● **BRIEF**: Retype all of the entries word for word.

● **DATASET EXCERPTS**:
┌──
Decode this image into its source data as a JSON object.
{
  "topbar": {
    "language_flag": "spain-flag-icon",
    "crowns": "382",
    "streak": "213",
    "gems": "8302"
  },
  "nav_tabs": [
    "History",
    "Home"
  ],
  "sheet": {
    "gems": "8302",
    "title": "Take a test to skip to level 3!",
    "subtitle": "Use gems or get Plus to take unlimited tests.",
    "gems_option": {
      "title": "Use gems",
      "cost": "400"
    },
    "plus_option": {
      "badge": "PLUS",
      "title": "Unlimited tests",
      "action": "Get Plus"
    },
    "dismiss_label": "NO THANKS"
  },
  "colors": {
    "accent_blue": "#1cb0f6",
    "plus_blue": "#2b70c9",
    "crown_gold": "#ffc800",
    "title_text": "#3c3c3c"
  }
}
└──
● **FULL ANSWER**:
Decode this image into its source data as a JSON object.
{
  "topbar": {
    "language_flag": "spain-flag-icon",
    "crowns": "382",
    "streak": "213",
    "gems": "8302"
  },
  "nav_tabs": [
    "History",
    "Home"
  ],
  "sheet": {
    "gems": "8302",
    "title": "Take a test to skip to level 3!",
    "subtitle": "Use gems or get Plus to take unlimited tests.",
    "gems_option": {
      "title": "Use gems",
      "cost": "400"
    },
    "plus_option": {
      "badge": "PLUS",
      "title": "Unlimited tests",
      "action": "Get Plus"
    },
    "dismiss_label": "NO THANKS"
  },
  "colors": {
    "accent_blue": "#1cb0f6",
    "plus_blue": "#2b70c9",
    "crown_gold": "#ffc800",
    "title_text": "#3c3c3c"
  }
}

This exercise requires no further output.